TASK GOAL: Leave out every picture, then transcribe the rest of the listing exactly.

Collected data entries
>> Start
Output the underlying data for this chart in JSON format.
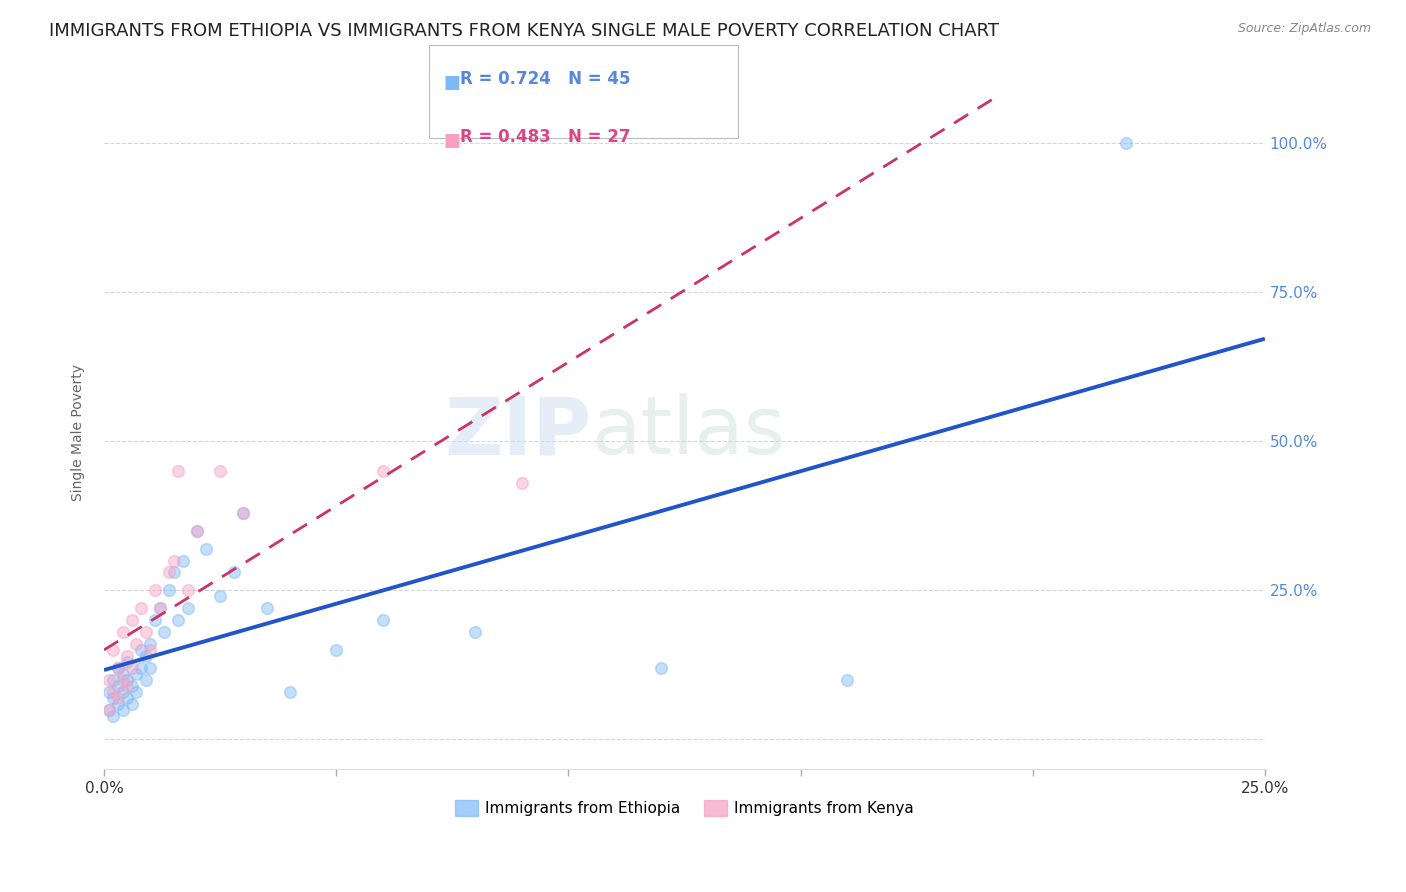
{
  "title": "IMMIGRANTS FROM ETHIOPIA VS IMMIGRANTS FROM KENYA SINGLE MALE POVERTY CORRELATION CHART",
  "source": "Source: ZipAtlas.com",
  "ylabel": "Single Male Poverty",
  "y_ticks": [
    0.0,
    0.25,
    0.5,
    0.75,
    1.0
  ],
  "y_tick_labels": [
    "",
    "25.0%",
    "50.0%",
    "75.0%",
    "100.0%"
  ],
  "x_min": 0.0,
  "x_max": 0.25,
  "y_min": -0.05,
  "y_max": 1.08,
  "color_ethiopia": "#7EB8F7",
  "color_kenya": "#F5A0C0",
  "trendline_color_ethiopia": "#2255CC",
  "trendline_color_kenya": "#CC3366",
  "background_color": "#ffffff",
  "grid_color": "#cccccc",
  "watermark_zip": "ZIP",
  "watermark_atlas": "atlas",
  "legend_label1": "Immigrants from Ethiopia",
  "legend_label2": "Immigrants from Kenya",
  "title_color": "#222222",
  "axis_label_color": "#666666",
  "tick_color_right": "#5588DD",
  "title_fontsize": 13,
  "axis_label_fontsize": 10,
  "tick_fontsize": 11,
  "marker_size": 70,
  "marker_alpha": 0.45,
  "trendline_lw_ethiopia": 2.8,
  "trendline_lw_kenya": 2.0,
  "ethiopia_x": [
    0.001,
    0.001,
    0.002,
    0.002,
    0.002,
    0.003,
    0.003,
    0.003,
    0.004,
    0.004,
    0.004,
    0.005,
    0.005,
    0.005,
    0.006,
    0.006,
    0.007,
    0.007,
    0.008,
    0.008,
    0.009,
    0.009,
    0.01,
    0.01,
    0.011,
    0.012,
    0.013,
    0.014,
    0.015,
    0.016,
    0.017,
    0.018,
    0.02,
    0.022,
    0.025,
    0.028,
    0.03,
    0.035,
    0.04,
    0.05,
    0.06,
    0.08,
    0.12,
    0.16,
    0.22
  ],
  "ethiopia_y": [
    0.05,
    0.08,
    0.04,
    0.1,
    0.07,
    0.06,
    0.09,
    0.12,
    0.05,
    0.11,
    0.08,
    0.07,
    0.1,
    0.13,
    0.09,
    0.06,
    0.11,
    0.08,
    0.12,
    0.15,
    0.1,
    0.14,
    0.12,
    0.16,
    0.2,
    0.22,
    0.18,
    0.25,
    0.28,
    0.2,
    0.3,
    0.22,
    0.35,
    0.32,
    0.24,
    0.28,
    0.38,
    0.22,
    0.08,
    0.15,
    0.2,
    0.18,
    0.12,
    0.1,
    1.0
  ],
  "kenya_x": [
    0.001,
    0.001,
    0.002,
    0.002,
    0.003,
    0.003,
    0.004,
    0.004,
    0.005,
    0.005,
    0.006,
    0.006,
    0.007,
    0.008,
    0.009,
    0.01,
    0.011,
    0.012,
    0.014,
    0.015,
    0.016,
    0.018,
    0.02,
    0.025,
    0.03,
    0.06,
    0.09
  ],
  "kenya_y": [
    0.05,
    0.1,
    0.08,
    0.15,
    0.07,
    0.12,
    0.1,
    0.18,
    0.09,
    0.14,
    0.12,
    0.2,
    0.16,
    0.22,
    0.18,
    0.15,
    0.25,
    0.22,
    0.28,
    0.3,
    0.45,
    0.25,
    0.35,
    0.45,
    0.38,
    0.45,
    0.43
  ]
}
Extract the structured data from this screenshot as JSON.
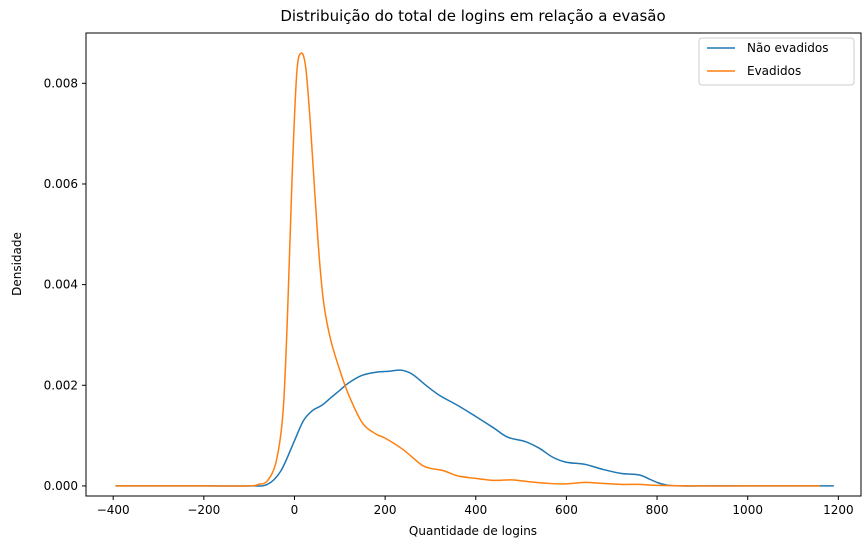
{
  "chart_data": {
    "type": "line",
    "title": "Distribuição do total de logins em relação a evasão",
    "xlabel": "Quantidade de logins",
    "ylabel": "Densidade",
    "xlim": [
      -460,
      1250
    ],
    "ylim": [
      -0.0002,
      0.009
    ],
    "xticks": [
      -400,
      -200,
      0,
      200,
      400,
      600,
      800,
      1000,
      1200
    ],
    "xtick_labels": [
      "−400",
      "−200",
      "0",
      "200",
      "400",
      "600",
      "800",
      "1000",
      "1200"
    ],
    "yticks": [
      0.0,
      0.002,
      0.004,
      0.006,
      0.008
    ],
    "ytick_labels": [
      "0.000",
      "0.002",
      "0.004",
      "0.006",
      "0.008"
    ],
    "grid": false,
    "legend_position": "top-right",
    "series": [
      {
        "name": "Não evadidos",
        "color": "#1f77b4",
        "x": [
          -395,
          -200,
          -100,
          -60,
          -30,
          0,
          20,
          40,
          60,
          80,
          100,
          120,
          150,
          180,
          210,
          235,
          260,
          290,
          320,
          360,
          400,
          440,
          470,
          510,
          540,
          570,
          600,
          640,
          680,
          720,
          760,
          780,
          800,
          820,
          850,
          900,
          1000,
          1100,
          1190
        ],
        "y": [
          0.0,
          0.0,
          0.0,
          3e-05,
          0.0003,
          0.0009,
          0.0013,
          0.0015,
          0.0016,
          0.00175,
          0.0019,
          0.00205,
          0.0022,
          0.00226,
          0.00228,
          0.0023,
          0.00222,
          0.002,
          0.0018,
          0.0016,
          0.00138,
          0.00115,
          0.00097,
          0.00088,
          0.00075,
          0.00057,
          0.00047,
          0.00043,
          0.00033,
          0.00025,
          0.00022,
          0.00015,
          7e-05,
          2e-05,
          0.0,
          0.0,
          0.0,
          0.0,
          0.0
        ]
      },
      {
        "name": "Evadidos",
        "color": "#ff7f0e",
        "x": [
          -395,
          -200,
          -100,
          -80,
          -60,
          -40,
          -25,
          -15,
          -5,
          5,
          15,
          25,
          35,
          45,
          55,
          65,
          80,
          100,
          120,
          150,
          180,
          200,
          240,
          280,
          300,
          330,
          360,
          400,
          440,
          480,
          520,
          560,
          600,
          640,
          680,
          720,
          760,
          800,
          900,
          1000,
          1160
        ],
        "y": [
          0.0,
          0.0,
          0.0,
          3e-05,
          0.0001,
          0.0005,
          0.0015,
          0.0035,
          0.0062,
          0.0082,
          0.0086,
          0.0083,
          0.0072,
          0.0058,
          0.0045,
          0.0036,
          0.0029,
          0.0023,
          0.0018,
          0.00125,
          0.00103,
          0.00095,
          0.00072,
          0.00042,
          0.00035,
          0.0003,
          0.0002,
          0.00015,
          0.00011,
          0.00012,
          8e-05,
          5e-05,
          4e-05,
          7e-05,
          5e-05,
          3e-05,
          3e-05,
          1e-05,
          0.0,
          0.0,
          0.0
        ]
      }
    ]
  }
}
>> End
EXERCISE ANSWER:
Output the underlying data for this chart in JSON format.
{
  "title": "IMMIGRANTS FROM ETHIOPIA VS IMMIGRANTS FROM KENYA SINGLE MALE POVERTY CORRELATION CHART",
  "source": "Source: ZipAtlas.com",
  "ylabel": "Single Male Poverty",
  "y_ticks": [
    0.0,
    0.25,
    0.5,
    0.75,
    1.0
  ],
  "y_tick_labels": [
    "",
    "25.0%",
    "50.0%",
    "75.0%",
    "100.0%"
  ],
  "x_min": 0.0,
  "x_max": 0.25,
  "y_min": -0.05,
  "y_max": 1.08,
  "color_ethiopia": "#7EB8F7",
  "color_kenya": "#F5A0C0",
  "trendline_color_ethiopia": "#2255CC",
  "trendline_color_kenya": "#CC3366",
  "background_color": "#ffffff",
  "grid_color": "#cccccc",
  "watermark_zip": "ZIP",
  "watermark_atlas": "atlas",
  "legend_label1": "Immigrants from Ethiopia",
  "legend_label2": "Immigrants from Kenya",
  "title_color": "#222222",
  "axis_label_color": "#666666",
  "tick_color_right": "#5588DD",
  "title_fontsize": 13,
  "axis_label_fontsize": 10,
  "tick_fontsize": 11,
  "marker_size": 70,
  "marker_alpha": 0.45,
  "trendline_lw_ethiopia": 2.8,
  "trendline_lw_kenya": 2.0,
  "ethiopia_x": [
    0.001,
    0.001,
    0.002,
    0.002,
    0.002,
    0.003,
    0.003,
    0.003,
    0.004,
    0.004,
    0.004,
    0.005,
    0.005,
    0.005,
    0.006,
    0.006,
    0.007,
    0.007,
    0.008,
    0.008,
    0.009,
    0.009,
    0.01,
    0.01,
    0.011,
    0.012,
    0.013,
    0.014,
    0.015,
    0.016,
    0.017,
    0.018,
    0.02,
    0.022,
    0.025,
    0.028,
    0.03,
    0.035,
    0.04,
    0.05,
    0.06,
    0.08,
    0.12,
    0.16,
    0.22
  ],
  "ethiopia_y": [
    0.05,
    0.08,
    0.04,
    0.1,
    0.07,
    0.06,
    0.09,
    0.12,
    0.05,
    0.11,
    0.08,
    0.07,
    0.1,
    0.13,
    0.09,
    0.06,
    0.11,
    0.08,
    0.12,
    0.15,
    0.1,
    0.14,
    0.12,
    0.16,
    0.2,
    0.22,
    0.18,
    0.25,
    0.28,
    0.2,
    0.3,
    0.22,
    0.35,
    0.32,
    0.24,
    0.28,
    0.38,
    0.22,
    0.08,
    0.15,
    0.2,
    0.18,
    0.12,
    0.1,
    1.0
  ],
  "kenya_x": [
    0.001,
    0.001,
    0.002,
    0.002,
    0.003,
    0.003,
    0.004,
    0.004,
    0.005,
    0.005,
    0.006,
    0.006,
    0.007,
    0.008,
    0.009,
    0.01,
    0.011,
    0.012,
    0.014,
    0.015,
    0.016,
    0.018,
    0.02,
    0.025,
    0.03,
    0.06,
    0.09
  ],
  "kenya_y": [
    0.05,
    0.1,
    0.08,
    0.15,
    0.07,
    0.12,
    0.1,
    0.18,
    0.09,
    0.14,
    0.12,
    0.2,
    0.16,
    0.22,
    0.18,
    0.15,
    0.25,
    0.22,
    0.28,
    0.3,
    0.45,
    0.25,
    0.35,
    0.45,
    0.38,
    0.45,
    0.43
  ]
}
Extract the structured data from this screenshot as JSON.
{
  "chart_data": {
    "type": "line",
    "title": "Distribuição do total de logins em relação a evasão",
    "xlabel": "Quantidade de logins",
    "ylabel": "Densidade",
    "xlim": [
      -460,
      1250
    ],
    "ylim": [
      -0.0002,
      0.009
    ],
    "xticks": [
      -400,
      -200,
      0,
      200,
      400,
      600,
      800,
      1000,
      1200
    ],
    "xtick_labels": [
      "−400",
      "−200",
      "0",
      "200",
      "400",
      "600",
      "800",
      "1000",
      "1200"
    ],
    "yticks": [
      0.0,
      0.002,
      0.004,
      0.006,
      0.008
    ],
    "ytick_labels": [
      "0.000",
      "0.002",
      "0.004",
      "0.006",
      "0.008"
    ],
    "grid": false,
    "legend_position": "top-right",
    "series": [
      {
        "name": "Não evadidos",
        "color": "#1f77b4",
        "x": [
          -395,
          -200,
          -100,
          -60,
          -30,
          0,
          20,
          40,
          60,
          80,
          100,
          120,
          150,
          180,
          210,
          235,
          260,
          290,
          320,
          360,
          400,
          440,
          470,
          510,
          540,
          570,
          600,
          640,
          680,
          720,
          760,
          780,
          800,
          820,
          850,
          900,
          1000,
          1100,
          1190
        ],
        "y": [
          0.0,
          0.0,
          0.0,
          3e-05,
          0.0003,
          0.0009,
          0.0013,
          0.0015,
          0.0016,
          0.00175,
          0.0019,
          0.00205,
          0.0022,
          0.00226,
          0.00228,
          0.0023,
          0.00222,
          0.002,
          0.0018,
          0.0016,
          0.00138,
          0.00115,
          0.00097,
          0.00088,
          0.00075,
          0.00057,
          0.00047,
          0.00043,
          0.00033,
          0.00025,
          0.00022,
          0.00015,
          7e-05,
          2e-05,
          0.0,
          0.0,
          0.0,
          0.0,
          0.0
        ]
      },
      {
        "name": "Evadidos",
        "color": "#ff7f0e",
        "x": [
          -395,
          -200,
          -100,
          -80,
          -60,
          -40,
          -25,
          -15,
          -5,
          5,
          15,
          25,
          35,
          45,
          55,
          65,
          80,
          100,
          120,
          150,
          180,
          200,
          240,
          280,
          300,
          330,
          360,
          400,
          440,
          480,
          520,
          560,
          600,
          640,
          680,
          720,
          760,
          800,
          900,
          1000,
          1160
        ],
        "y": [
          0.0,
          0.0,
          0.0,
          3e-05,
          0.0001,
          0.0005,
          0.0015,
          0.0035,
          0.0062,
          0.0082,
          0.0086,
          0.0083,
          0.0072,
          0.0058,
          0.0045,
          0.0036,
          0.0029,
          0.0023,
          0.0018,
          0.00125,
          0.00103,
          0.00095,
          0.00072,
          0.00042,
          0.00035,
          0.0003,
          0.0002,
          0.00015,
          0.00011,
          0.00012,
          8e-05,
          5e-05,
          4e-05,
          7e-05,
          5e-05,
          3e-05,
          3e-05,
          1e-05,
          0.0,
          0.0,
          0.0
        ]
      }
    ]
  }
}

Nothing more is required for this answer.